* **WORK INSTRUCTIONS**
For this exercise, write out the whole listing below exactly, omitting its images.

BEGIN EXTRACTED RECORDS

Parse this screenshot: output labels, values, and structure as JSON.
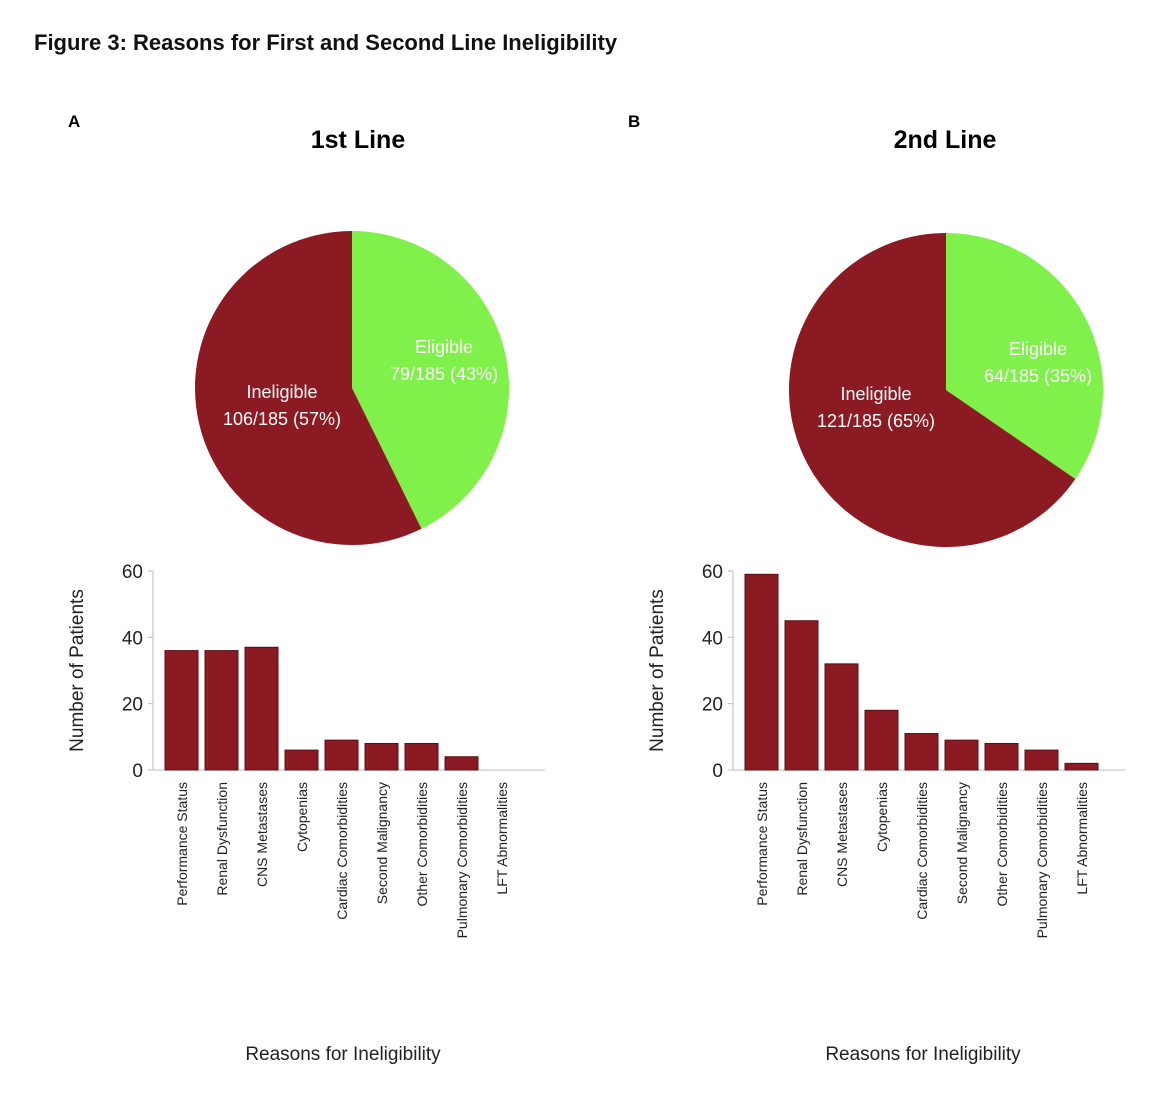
{
  "title": "Figure 3: Reasons for First and Second Line Ineligibility",
  "colors": {
    "ineligible": "#8b1a22",
    "eligible": "#80f04a",
    "bar": "#8b1a22"
  },
  "chart_data": [
    {
      "type": "pie",
      "panel": "A",
      "title": "1st Line",
      "slices": [
        {
          "label": "Eligible",
          "text": "79/185 (43%)",
          "value": 79
        },
        {
          "label": "Ineligible",
          "text": "106/185 (57%)",
          "value": 106
        }
      ]
    },
    {
      "type": "pie",
      "panel": "B",
      "title": "2nd Line",
      "slices": [
        {
          "label": "Eligible",
          "text": "64/185 (35%)",
          "value": 64
        },
        {
          "label": "Ineligible",
          "text": "121/185 (65%)",
          "value": 121
        }
      ]
    },
    {
      "type": "bar",
      "panel": "A",
      "xlabel": "Reasons for Ineligibility",
      "ylabel": "Number of Patients",
      "ylim": [
        0,
        60
      ],
      "yticks": [
        "0",
        "20",
        "40",
        "60"
      ],
      "categories": [
        "Performance Status",
        "Renal Dysfunction",
        "CNS Metastases",
        "Cytopenias",
        "Cardiac Comorbidities",
        "Second Malignancy",
        "Other Comorbidities",
        "Pulmonary Comorbidities",
        "LFT Abnormalities"
      ],
      "values": [
        36,
        36,
        37,
        6,
        9,
        8,
        8,
        4,
        0
      ]
    },
    {
      "type": "bar",
      "panel": "B",
      "xlabel": "Reasons for Ineligibility",
      "ylabel": "Number of Patients",
      "ylim": [
        0,
        60
      ],
      "yticks": [
        "0",
        "20",
        "40",
        "60"
      ],
      "categories": [
        "Performance Status",
        "Renal Dysfunction",
        "CNS Metastases",
        "Cytopenias",
        "Cardiac Comorbidities",
        "Second Malignancy",
        "Other Comorbidities",
        "Pulmonary Comorbidities",
        "LFT Abnormalities"
      ],
      "values": [
        59,
        45,
        32,
        18,
        11,
        9,
        8,
        6,
        2
      ]
    }
  ]
}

END EXTRACTED RECORDS

* **EXERCISE OUTPUT**
Parse this screenshot: output labels, values, and structure as JSON.
{
  "title": "Figure 3: Reasons for First and Second Line Ineligibility",
  "colors": {
    "ineligible": "#8b1a22",
    "eligible": "#80f04a",
    "bar": "#8b1a22"
  },
  "chart_data": [
    {
      "type": "pie",
      "panel": "A",
      "title": "1st Line",
      "slices": [
        {
          "label": "Eligible",
          "text": "79/185 (43%)",
          "value": 79
        },
        {
          "label": "Ineligible",
          "text": "106/185 (57%)",
          "value": 106
        }
      ]
    },
    {
      "type": "pie",
      "panel": "B",
      "title": "2nd Line",
      "slices": [
        {
          "label": "Eligible",
          "text": "64/185 (35%)",
          "value": 64
        },
        {
          "label": "Ineligible",
          "text": "121/185 (65%)",
          "value": 121
        }
      ]
    },
    {
      "type": "bar",
      "panel": "A",
      "xlabel": "Reasons for Ineligibility",
      "ylabel": "Number of Patients",
      "ylim": [
        0,
        60
      ],
      "yticks": [
        "0",
        "20",
        "40",
        "60"
      ],
      "categories": [
        "Performance Status",
        "Renal Dysfunction",
        "CNS Metastases",
        "Cytopenias",
        "Cardiac Comorbidities",
        "Second Malignancy",
        "Other Comorbidities",
        "Pulmonary Comorbidities",
        "LFT Abnormalities"
      ],
      "values": [
        36,
        36,
        37,
        6,
        9,
        8,
        8,
        4,
        0
      ]
    },
    {
      "type": "bar",
      "panel": "B",
      "xlabel": "Reasons for Ineligibility",
      "ylabel": "Number of Patients",
      "ylim": [
        0,
        60
      ],
      "yticks": [
        "0",
        "20",
        "40",
        "60"
      ],
      "categories": [
        "Performance Status",
        "Renal Dysfunction",
        "CNS Metastases",
        "Cytopenias",
        "Cardiac Comorbidities",
        "Second Malignancy",
        "Other Comorbidities",
        "Pulmonary Comorbidities",
        "LFT Abnormalities"
      ],
      "values": [
        59,
        45,
        32,
        18,
        11,
        9,
        8,
        6,
        2
      ]
    }
  ]
}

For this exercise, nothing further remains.